# [STATED EXERCISE]
Your task is to print every entry below exactly as given.
━━━━━ THE INPUT ━━━━━
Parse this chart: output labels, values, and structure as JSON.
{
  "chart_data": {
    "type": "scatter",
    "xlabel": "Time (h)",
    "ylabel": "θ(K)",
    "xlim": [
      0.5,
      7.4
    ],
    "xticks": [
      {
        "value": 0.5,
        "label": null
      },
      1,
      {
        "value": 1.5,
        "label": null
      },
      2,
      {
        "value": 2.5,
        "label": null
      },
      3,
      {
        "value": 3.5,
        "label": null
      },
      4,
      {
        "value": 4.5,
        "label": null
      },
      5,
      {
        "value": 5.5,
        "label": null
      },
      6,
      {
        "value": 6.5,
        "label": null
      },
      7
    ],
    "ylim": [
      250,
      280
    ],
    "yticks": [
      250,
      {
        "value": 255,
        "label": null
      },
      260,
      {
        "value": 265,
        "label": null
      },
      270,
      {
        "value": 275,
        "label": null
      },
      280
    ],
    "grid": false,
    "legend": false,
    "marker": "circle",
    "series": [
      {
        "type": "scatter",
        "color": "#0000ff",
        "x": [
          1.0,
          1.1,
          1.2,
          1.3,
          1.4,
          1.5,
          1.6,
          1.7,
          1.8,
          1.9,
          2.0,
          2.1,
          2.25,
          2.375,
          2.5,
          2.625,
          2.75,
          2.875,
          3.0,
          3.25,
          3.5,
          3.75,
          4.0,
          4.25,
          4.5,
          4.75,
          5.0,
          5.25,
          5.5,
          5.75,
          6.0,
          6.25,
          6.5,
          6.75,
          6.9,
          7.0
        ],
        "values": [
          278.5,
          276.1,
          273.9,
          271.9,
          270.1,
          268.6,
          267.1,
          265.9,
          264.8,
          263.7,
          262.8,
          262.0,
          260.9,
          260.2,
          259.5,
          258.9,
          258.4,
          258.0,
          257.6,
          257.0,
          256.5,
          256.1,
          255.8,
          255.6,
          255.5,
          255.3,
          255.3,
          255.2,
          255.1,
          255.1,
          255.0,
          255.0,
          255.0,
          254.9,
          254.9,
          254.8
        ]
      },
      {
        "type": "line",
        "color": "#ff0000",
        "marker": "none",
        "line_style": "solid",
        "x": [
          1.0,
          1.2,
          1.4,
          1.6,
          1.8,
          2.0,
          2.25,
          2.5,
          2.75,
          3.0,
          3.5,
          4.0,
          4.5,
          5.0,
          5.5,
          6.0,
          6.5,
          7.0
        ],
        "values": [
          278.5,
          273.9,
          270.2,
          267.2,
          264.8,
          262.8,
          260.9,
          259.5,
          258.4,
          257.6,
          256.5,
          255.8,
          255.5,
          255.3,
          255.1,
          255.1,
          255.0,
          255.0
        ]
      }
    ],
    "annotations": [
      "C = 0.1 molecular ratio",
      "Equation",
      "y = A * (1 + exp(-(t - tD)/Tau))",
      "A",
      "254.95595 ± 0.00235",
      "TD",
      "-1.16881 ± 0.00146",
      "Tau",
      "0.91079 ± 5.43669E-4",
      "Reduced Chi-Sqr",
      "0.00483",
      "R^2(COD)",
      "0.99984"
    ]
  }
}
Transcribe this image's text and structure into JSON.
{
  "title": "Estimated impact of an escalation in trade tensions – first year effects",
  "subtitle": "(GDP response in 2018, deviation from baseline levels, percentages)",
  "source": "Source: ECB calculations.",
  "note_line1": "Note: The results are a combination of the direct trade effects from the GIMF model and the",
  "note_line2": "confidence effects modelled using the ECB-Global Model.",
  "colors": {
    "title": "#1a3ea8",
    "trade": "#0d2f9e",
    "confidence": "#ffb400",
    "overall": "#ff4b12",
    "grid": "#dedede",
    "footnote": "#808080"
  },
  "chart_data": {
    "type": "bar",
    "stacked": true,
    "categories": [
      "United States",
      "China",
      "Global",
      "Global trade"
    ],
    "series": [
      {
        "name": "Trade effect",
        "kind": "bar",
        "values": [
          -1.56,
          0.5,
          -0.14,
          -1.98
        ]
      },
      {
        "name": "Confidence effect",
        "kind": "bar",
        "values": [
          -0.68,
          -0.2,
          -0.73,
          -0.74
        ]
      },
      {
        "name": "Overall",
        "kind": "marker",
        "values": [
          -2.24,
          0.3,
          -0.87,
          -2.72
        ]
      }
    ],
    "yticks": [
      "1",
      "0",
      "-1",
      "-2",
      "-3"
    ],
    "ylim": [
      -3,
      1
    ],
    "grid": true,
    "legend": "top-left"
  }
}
━━━━━
# [EXPECTED OUTPUT]
Parse this chart: output labels, values, and structure as JSON.
{
  "chart_data": {
    "type": "scatter",
    "xlabel": "Time (h)",
    "ylabel": "θ(K)",
    "xlim": [
      0.5,
      7.4
    ],
    "xticks": [
      {
        "value": 0.5,
        "label": null
      },
      1,
      {
        "value": 1.5,
        "label": null
      },
      2,
      {
        "value": 2.5,
        "label": null
      },
      3,
      {
        "value": 3.5,
        "label": null
      },
      4,
      {
        "value": 4.5,
        "label": null
      },
      5,
      {
        "value": 5.5,
        "label": null
      },
      6,
      {
        "value": 6.5,
        "label": null
      },
      7
    ],
    "ylim": [
      250,
      280
    ],
    "yticks": [
      250,
      {
        "value": 255,
        "label": null
      },
      260,
      {
        "value": 265,
        "label": null
      },
      270,
      {
        "value": 275,
        "label": null
      },
      280
    ],
    "grid": false,
    "legend": false,
    "marker": "circle",
    "series": [
      {
        "type": "scatter",
        "color": "#0000ff",
        "x": [
          1.0,
          1.1,
          1.2,
          1.3,
          1.4,
          1.5,
          1.6,
          1.7,
          1.8,
          1.9,
          2.0,
          2.1,
          2.25,
          2.375,
          2.5,
          2.625,
          2.75,
          2.875,
          3.0,
          3.25,
          3.5,
          3.75,
          4.0,
          4.25,
          4.5,
          4.75,
          5.0,
          5.25,
          5.5,
          5.75,
          6.0,
          6.25,
          6.5,
          6.75,
          6.9,
          7.0
        ],
        "values": [
          278.5,
          276.1,
          273.9,
          271.9,
          270.1,
          268.6,
          267.1,
          265.9,
          264.8,
          263.7,
          262.8,
          262.0,
          260.9,
          260.2,
          259.5,
          258.9,
          258.4,
          258.0,
          257.6,
          257.0,
          256.5,
          256.1,
          255.8,
          255.6,
          255.5,
          255.3,
          255.3,
          255.2,
          255.1,
          255.1,
          255.0,
          255.0,
          255.0,
          254.9,
          254.9,
          254.8
        ]
      },
      {
        "type": "line",
        "color": "#ff0000",
        "marker": "none",
        "line_style": "solid",
        "x": [
          1.0,
          1.2,
          1.4,
          1.6,
          1.8,
          2.0,
          2.25,
          2.5,
          2.75,
          3.0,
          3.5,
          4.0,
          4.5,
          5.0,
          5.5,
          6.0,
          6.5,
          7.0
        ],
        "values": [
          278.5,
          273.9,
          270.2,
          267.2,
          264.8,
          262.8,
          260.9,
          259.5,
          258.4,
          257.6,
          256.5,
          255.8,
          255.5,
          255.3,
          255.1,
          255.1,
          255.0,
          255.0
        ]
      }
    ],
    "annotations": [
      "C = 0.1 molecular ratio",
      "Equation",
      "y = A * (1 + exp(-(t - tD)/Tau))",
      "A",
      "254.95595 ± 0.00235",
      "TD",
      "-1.16881 ± 0.00146",
      "Tau",
      "0.91079 ± 5.43669E-4",
      "Reduced Chi-Sqr",
      "0.00483",
      "R^2(COD)",
      "0.99984"
    ]
  }
}
Transcribe this image's text and structure into JSON.
{
  "title": "Estimated impact of an escalation in trade tensions – first year effects",
  "subtitle": "(GDP response in 2018, deviation from baseline levels, percentages)",
  "source": "Source: ECB calculations.",
  "note_line1": "Note: The results are a combination of the direct trade effects from the GIMF model and the",
  "note_line2": "confidence effects modelled using the ECB-Global Model.",
  "colors": {
    "title": "#1a3ea8",
    "trade": "#0d2f9e",
    "confidence": "#ffb400",
    "overall": "#ff4b12",
    "grid": "#dedede",
    "footnote": "#808080"
  },
  "chart_data": {
    "type": "bar",
    "stacked": true,
    "categories": [
      "United States",
      "China",
      "Global",
      "Global trade"
    ],
    "series": [
      {
        "name": "Trade effect",
        "kind": "bar",
        "values": [
          -1.56,
          0.5,
          -0.14,
          -1.98
        ]
      },
      {
        "name": "Confidence effect",
        "kind": "bar",
        "values": [
          -0.68,
          -0.2,
          -0.73,
          -0.74
        ]
      },
      {
        "name": "Overall",
        "kind": "marker",
        "values": [
          -2.24,
          0.3,
          -0.87,
          -2.72
        ]
      }
    ],
    "yticks": [
      "1",
      "0",
      "-1",
      "-2",
      "-3"
    ],
    "ylim": [
      -3,
      1
    ],
    "grid": true,
    "legend": "top-left"
  }
}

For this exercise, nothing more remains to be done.